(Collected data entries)
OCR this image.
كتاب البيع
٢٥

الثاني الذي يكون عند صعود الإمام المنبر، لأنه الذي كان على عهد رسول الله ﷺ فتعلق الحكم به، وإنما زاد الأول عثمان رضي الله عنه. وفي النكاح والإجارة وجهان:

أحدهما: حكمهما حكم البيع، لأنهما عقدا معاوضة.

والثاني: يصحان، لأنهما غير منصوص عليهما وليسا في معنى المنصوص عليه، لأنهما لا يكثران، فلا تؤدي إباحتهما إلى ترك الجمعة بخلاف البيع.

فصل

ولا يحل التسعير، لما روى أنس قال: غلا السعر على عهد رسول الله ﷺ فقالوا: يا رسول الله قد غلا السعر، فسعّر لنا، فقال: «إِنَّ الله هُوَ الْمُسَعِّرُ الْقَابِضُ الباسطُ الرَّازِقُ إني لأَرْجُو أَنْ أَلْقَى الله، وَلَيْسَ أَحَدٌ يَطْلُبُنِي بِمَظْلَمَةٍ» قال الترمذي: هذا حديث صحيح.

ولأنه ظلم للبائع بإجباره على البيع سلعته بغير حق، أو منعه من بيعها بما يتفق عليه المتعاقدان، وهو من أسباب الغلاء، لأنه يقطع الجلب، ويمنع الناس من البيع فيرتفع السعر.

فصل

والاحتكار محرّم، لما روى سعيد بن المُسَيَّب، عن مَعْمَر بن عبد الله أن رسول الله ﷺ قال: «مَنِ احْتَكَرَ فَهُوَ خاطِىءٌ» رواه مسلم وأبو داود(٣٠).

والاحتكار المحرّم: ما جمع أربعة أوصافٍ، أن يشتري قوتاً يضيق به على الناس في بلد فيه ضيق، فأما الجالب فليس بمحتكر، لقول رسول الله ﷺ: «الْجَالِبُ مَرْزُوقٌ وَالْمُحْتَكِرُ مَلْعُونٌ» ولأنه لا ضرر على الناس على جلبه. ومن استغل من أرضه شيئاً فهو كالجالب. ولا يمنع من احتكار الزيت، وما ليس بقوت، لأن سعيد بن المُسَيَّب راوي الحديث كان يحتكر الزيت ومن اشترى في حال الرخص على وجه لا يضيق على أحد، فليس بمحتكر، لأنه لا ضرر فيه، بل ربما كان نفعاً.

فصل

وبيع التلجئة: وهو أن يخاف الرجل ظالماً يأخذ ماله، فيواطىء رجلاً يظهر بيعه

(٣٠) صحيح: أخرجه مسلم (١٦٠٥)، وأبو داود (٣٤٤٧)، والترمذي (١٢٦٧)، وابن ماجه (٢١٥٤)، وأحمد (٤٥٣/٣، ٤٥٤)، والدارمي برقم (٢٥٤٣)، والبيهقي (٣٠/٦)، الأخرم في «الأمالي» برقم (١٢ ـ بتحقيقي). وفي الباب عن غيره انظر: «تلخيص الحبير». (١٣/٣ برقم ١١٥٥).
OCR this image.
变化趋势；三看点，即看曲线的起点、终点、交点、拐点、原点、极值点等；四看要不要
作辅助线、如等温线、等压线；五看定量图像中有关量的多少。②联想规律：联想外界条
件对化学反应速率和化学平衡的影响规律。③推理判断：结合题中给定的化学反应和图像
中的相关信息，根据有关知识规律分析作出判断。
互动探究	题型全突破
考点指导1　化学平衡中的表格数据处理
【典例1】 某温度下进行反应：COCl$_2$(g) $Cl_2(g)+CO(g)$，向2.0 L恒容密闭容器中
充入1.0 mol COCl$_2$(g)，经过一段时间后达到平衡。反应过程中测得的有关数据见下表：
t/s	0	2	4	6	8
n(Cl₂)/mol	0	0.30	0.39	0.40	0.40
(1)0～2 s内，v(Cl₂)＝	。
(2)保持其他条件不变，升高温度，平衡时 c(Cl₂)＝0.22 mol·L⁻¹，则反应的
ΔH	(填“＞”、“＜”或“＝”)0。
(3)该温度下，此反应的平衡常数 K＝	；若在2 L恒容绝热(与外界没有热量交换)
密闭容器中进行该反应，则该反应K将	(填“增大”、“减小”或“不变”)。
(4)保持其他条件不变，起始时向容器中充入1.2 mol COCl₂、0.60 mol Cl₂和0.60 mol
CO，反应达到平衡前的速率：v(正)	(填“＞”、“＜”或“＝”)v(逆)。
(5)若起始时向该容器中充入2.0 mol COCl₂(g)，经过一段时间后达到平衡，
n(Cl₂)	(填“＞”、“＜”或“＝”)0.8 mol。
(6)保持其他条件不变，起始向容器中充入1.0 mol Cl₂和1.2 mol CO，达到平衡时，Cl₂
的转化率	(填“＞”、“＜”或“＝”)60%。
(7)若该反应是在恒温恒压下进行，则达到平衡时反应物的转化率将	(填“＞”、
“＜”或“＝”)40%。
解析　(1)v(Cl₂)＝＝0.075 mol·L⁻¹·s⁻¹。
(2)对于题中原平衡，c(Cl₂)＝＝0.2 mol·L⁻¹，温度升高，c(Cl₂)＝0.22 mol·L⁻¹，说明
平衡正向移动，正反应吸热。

__Problem__:
Word for word, restate all of the data shown above.

__Written reply__:
OCR this image.
كتاب البيع
٢٥

الثاني الذي يكون عند صعود الإمام المنبر، لأنه الذي كان على عهد رسول الله ﷺ فتعلق الحكم به، وإنما زاد الأول عثمان رضي الله عنه. وفي النكاح والإجارة وجهان:

أحدهما: حكمهما حكم البيع، لأنهما عقدا معاوضة.

والثاني: يصحان، لأنهما غير منصوص عليهما وليسا في معنى المنصوص عليه، لأنهما لا يكثران، فلا تؤدي إباحتهما إلى ترك الجمعة بخلاف البيع.

فصل

ولا يحل التسعير، لما روى أنس قال: غلا السعر على عهد رسول الله ﷺ فقالوا: يا رسول الله قد غلا السعر، فسعّر لنا، فقال: «إِنَّ الله هُوَ الْمُسَعِّرُ الْقَابِضُ الباسطُ الرَّازِقُ إني لأَرْجُو أَنْ أَلْقَى الله، وَلَيْسَ أَحَدٌ يَطْلُبُنِي بِمَظْلَمَةٍ» قال الترمذي: هذا حديث صحيح.

ولأنه ظلم للبائع بإجباره على البيع سلعته بغير حق، أو منعه من بيعها بما يتفق عليه المتعاقدان، وهو من أسباب الغلاء، لأنه يقطع الجلب، ويمنع الناس من البيع فيرتفع السعر.

فصل

والاحتكار محرّم، لما روى سعيد بن المُسَيَّب، عن مَعْمَر بن عبد الله أن رسول الله ﷺ قال: «مَنِ احْتَكَرَ فَهُوَ خاطِىءٌ» رواه مسلم وأبو داود(٣٠).

والاحتكار المحرّم: ما جمع أربعة أوصافٍ، أن يشتري قوتاً يضيق به على الناس في بلد فيه ضيق، فأما الجالب فليس بمحتكر، لقول رسول الله ﷺ: «الْجَالِبُ مَرْزُوقٌ وَالْمُحْتَكِرُ مَلْعُونٌ» ولأنه لا ضرر على الناس على جلبه. ومن استغل من أرضه شيئاً فهو كالجالب. ولا يمنع من احتكار الزيت، وما ليس بقوت، لأن سعيد بن المُسَيَّب راوي الحديث كان يحتكر الزيت ومن اشترى في حال الرخص على وجه لا يضيق على أحد، فليس بمحتكر، لأنه لا ضرر فيه، بل ربما كان نفعاً.

فصل

وبيع التلجئة: وهو أن يخاف الرجل ظالماً يأخذ ماله، فيواطىء رجلاً يظهر بيعه

(٣٠) صحيح: أخرجه مسلم (١٦٠٥)، وأبو داود (٣٤٤٧)، والترمذي (١٢٦٧)، وابن ماجه (٢١٥٤)، وأحمد (٤٥٣/٣، ٤٥٤)، والدارمي برقم (٢٥٤٣)، والبيهقي (٣٠/٦)، الأخرم في «الأمالي» برقم (١٢ ـ بتحقيقي). وفي الباب عن غيره انظر: «تلخيص الحبير». (١٣/٣ برقم ١١٥٥).
OCR this image.
变化趋势；三看点，即看曲线的起点、终点、交点、拐点、原点、极值点等；四看要不要
作辅助线、如等温线、等压线；五看定量图像中有关量的多少。②联想规律：联想外界条
件对化学反应速率和化学平衡的影响规律。③推理判断：结合题中给定的化学反应和图像
中的相关信息，根据有关知识规律分析作出判断。
互动探究	题型全突破
考点指导1　化学平衡中的表格数据处理
【典例1】 某温度下进行反应：COCl$_2$(g) $Cl_2(g)+CO(g)$，向2.0 L恒容密闭容器中
充入1.0 mol COCl$_2$(g)，经过一段时间后达到平衡。反应过程中测得的有关数据见下表：
t/s	0	2	4	6	8
n(Cl₂)/mol	0	0.30	0.39	0.40	0.40
(1)0～2 s内，v(Cl₂)＝	。
(2)保持其他条件不变，升高温度，平衡时 c(Cl₂)＝0.22 mol·L⁻¹，则反应的
ΔH	(填“＞”、“＜”或“＝”)0。
(3)该温度下，此反应的平衡常数 K＝	；若在2 L恒容绝热(与外界没有热量交换)
密闭容器中进行该反应，则该反应K将	(填“增大”、“减小”或“不变”)。
(4)保持其他条件不变，起始时向容器中充入1.2 mol COCl₂、0.60 mol Cl₂和0.60 mol
CO，反应达到平衡前的速率：v(正)	(填“＞”、“＜”或“＝”)v(逆)。
(5)若起始时向该容器中充入2.0 mol COCl₂(g)，经过一段时间后达到平衡，
n(Cl₂)	(填“＞”、“＜”或“＝”)0.8 mol。
(6)保持其他条件不变，起始向容器中充入1.0 mol Cl₂和1.2 mol CO，达到平衡时，Cl₂
的转化率	(填“＞”、“＜”或“＝”)60%。
(7)若该反应是在恒温恒压下进行，则达到平衡时反应物的转化率将	(填“＞”、
“＜”或“＝”)40%。
解析　(1)v(Cl₂)＝＝0.075 mol·L⁻¹·s⁻¹。
(2)对于题中原平衡，c(Cl₂)＝＝0.2 mol·L⁻¹，温度升高，c(Cl₂)＝0.22 mol·L⁻¹，说明
平衡正向移动，正反应吸热。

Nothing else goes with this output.